▶ MATERIAL TO PROCESS:
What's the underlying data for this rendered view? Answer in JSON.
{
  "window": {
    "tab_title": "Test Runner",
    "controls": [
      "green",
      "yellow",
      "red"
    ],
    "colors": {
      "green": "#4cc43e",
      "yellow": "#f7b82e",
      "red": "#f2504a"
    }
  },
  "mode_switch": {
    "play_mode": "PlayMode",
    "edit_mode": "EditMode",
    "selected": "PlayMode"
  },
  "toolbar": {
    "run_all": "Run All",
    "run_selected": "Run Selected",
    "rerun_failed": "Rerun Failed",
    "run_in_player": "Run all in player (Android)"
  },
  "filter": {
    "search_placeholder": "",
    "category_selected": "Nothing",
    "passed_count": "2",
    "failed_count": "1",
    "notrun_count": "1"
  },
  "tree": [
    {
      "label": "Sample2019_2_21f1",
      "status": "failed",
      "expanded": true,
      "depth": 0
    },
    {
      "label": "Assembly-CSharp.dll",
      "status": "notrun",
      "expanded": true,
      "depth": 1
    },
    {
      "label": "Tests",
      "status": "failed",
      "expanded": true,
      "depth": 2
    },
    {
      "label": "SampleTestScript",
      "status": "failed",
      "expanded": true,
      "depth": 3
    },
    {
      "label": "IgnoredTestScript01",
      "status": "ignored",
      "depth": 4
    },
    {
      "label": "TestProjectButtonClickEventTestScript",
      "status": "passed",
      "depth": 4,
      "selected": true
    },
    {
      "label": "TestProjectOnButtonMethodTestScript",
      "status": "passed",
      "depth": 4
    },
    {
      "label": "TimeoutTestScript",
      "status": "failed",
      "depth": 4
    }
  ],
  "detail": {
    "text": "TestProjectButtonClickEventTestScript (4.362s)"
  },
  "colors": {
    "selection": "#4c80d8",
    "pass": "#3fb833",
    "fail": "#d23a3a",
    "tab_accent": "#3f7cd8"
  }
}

▶ WRITTEN TASK:
Determine how many lines contain the word "TestProjectButtonClickEventTestScript" and reply with that number alone.

▶ THE SOLUTION:
2